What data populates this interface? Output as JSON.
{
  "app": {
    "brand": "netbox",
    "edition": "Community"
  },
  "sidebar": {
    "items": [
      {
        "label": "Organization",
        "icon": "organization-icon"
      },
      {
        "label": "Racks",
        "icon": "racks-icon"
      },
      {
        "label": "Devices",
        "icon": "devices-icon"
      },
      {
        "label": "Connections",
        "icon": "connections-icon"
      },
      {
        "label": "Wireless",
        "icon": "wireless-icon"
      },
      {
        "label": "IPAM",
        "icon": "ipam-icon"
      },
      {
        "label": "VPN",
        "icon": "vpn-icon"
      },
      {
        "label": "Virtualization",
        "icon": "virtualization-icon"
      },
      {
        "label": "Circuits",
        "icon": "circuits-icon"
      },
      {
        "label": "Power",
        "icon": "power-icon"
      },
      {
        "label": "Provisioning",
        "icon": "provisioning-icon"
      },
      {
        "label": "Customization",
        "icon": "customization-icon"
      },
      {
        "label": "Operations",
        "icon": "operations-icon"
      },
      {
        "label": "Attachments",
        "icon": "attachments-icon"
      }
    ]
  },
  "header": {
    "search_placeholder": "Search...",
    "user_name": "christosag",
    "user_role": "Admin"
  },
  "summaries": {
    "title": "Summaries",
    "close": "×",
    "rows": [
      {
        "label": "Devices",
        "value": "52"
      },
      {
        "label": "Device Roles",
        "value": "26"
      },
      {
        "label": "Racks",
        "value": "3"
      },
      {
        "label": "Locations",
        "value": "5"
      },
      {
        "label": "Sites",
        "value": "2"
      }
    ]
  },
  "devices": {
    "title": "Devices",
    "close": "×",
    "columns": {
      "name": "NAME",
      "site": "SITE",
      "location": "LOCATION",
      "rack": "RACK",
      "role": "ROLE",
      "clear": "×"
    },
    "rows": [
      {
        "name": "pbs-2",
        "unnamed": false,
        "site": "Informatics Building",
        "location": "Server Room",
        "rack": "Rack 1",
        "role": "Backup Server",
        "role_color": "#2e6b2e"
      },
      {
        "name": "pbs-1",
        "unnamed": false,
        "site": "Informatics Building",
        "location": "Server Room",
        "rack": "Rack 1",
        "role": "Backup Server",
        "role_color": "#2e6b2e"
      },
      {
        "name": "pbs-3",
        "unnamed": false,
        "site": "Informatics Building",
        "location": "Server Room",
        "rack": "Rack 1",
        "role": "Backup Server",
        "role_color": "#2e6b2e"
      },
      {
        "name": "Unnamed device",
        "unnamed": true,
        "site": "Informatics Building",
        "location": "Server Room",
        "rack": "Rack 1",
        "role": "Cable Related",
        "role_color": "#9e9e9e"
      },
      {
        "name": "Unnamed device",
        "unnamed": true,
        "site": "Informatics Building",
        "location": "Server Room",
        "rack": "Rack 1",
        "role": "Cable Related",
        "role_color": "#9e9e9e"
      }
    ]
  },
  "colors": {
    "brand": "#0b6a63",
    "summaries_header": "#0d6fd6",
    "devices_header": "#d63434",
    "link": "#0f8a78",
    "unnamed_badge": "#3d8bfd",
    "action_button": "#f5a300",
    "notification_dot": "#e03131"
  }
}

☆ ☆ ☆

__To be done__
Set down every record above exactly as given.

__The completed task__
What data populates this interface? Output as JSON.
{
  "app": {
    "brand": "netbox",
    "edition": "Community"
  },
  "sidebar": {
    "items": [
      {
        "label": "Organization",
        "icon": "organization-icon"
      },
      {
        "label": "Racks",
        "icon": "racks-icon"
      },
      {
        "label": "Devices",
        "icon": "devices-icon"
      },
      {
        "label": "Connections",
        "icon": "connections-icon"
      },
      {
        "label": "Wireless",
        "icon": "wireless-icon"
      },
      {
        "label": "IPAM",
        "icon": "ipam-icon"
      },
      {
        "label": "VPN",
        "icon": "vpn-icon"
      },
      {
        "label": "Virtualization",
        "icon": "virtualization-icon"
      },
      {
        "label": "Circuits",
        "icon": "circuits-icon"
      },
      {
        "label": "Power",
        "icon": "power-icon"
      },
      {
        "label": "Provisioning",
        "icon": "provisioning-icon"
      },
      {
        "label": "Customization",
        "icon": "customization-icon"
      },
      {
        "label": "Operations",
        "icon": "operations-icon"
      },
      {
        "label": "Attachments",
        "icon": "attachments-icon"
      }
    ]
  },
  "header": {
    "search_placeholder": "Search...",
    "user_name": "christosag",
    "user_role": "Admin"
  },
  "summaries": {
    "title": "Summaries",
    "close": "×",
    "rows": [
      {
        "label": "Devices",
        "value": "52"
      },
      {
        "label": "Device Roles",
        "value": "26"
      },
      {
        "label": "Racks",
        "value": "3"
      },
      {
        "label": "Locations",
        "value": "5"
      },
      {
        "label": "Sites",
        "value": "2"
      }
    ]
  },
  "devices": {
    "title": "Devices",
    "close": "×",
    "columns": {
      "name": "NAME",
      "site": "SITE",
      "location": "LOCATION",
      "rack": "RACK",
      "role": "ROLE",
      "clear": "×"
    },
    "rows": [
      {
        "name": "pbs-2",
        "unnamed": false,
        "site": "Informatics Building",
        "location": "Server Room",
        "rack": "Rack 1",
        "role": "Backup Server",
        "role_color": "#2e6b2e"
      },
      {
        "name": "pbs-1",
        "unnamed": false,
        "site": "Informatics Building",
        "location": "Server Room",
        "rack": "Rack 1",
        "role": "Backup Server",
        "role_color": "#2e6b2e"
      },
      {
        "name": "pbs-3",
        "unnamed": false,
        "site": "Informatics Building",
        "location": "Server Room",
        "rack": "Rack 1",
        "role": "Backup Server",
        "role_color": "#2e6b2e"
      },
      {
        "name": "Unnamed device",
        "unnamed": true,
        "site": "Informatics Building",
        "location": "Server Room",
        "rack": "Rack 1",
        "role": "Cable Related",
        "role_color": "#9e9e9e"
      },
      {
        "name": "Unnamed device",
        "unnamed": true,
        "site": "Informatics Building",
        "location": "Server Room",
        "rack": "Rack 1",
        "role": "Cable Related",
        "role_color": "#9e9e9e"
      }
    ]
  },
  "colors": {
    "brand": "#0b6a63",
    "summaries_header": "#0d6fd6",
    "devices_header": "#d63434",
    "link": "#0f8a78",
    "unnamed_badge": "#3d8bfd",
    "action_button": "#f5a300",
    "notification_dot": "#e03131"
  }
}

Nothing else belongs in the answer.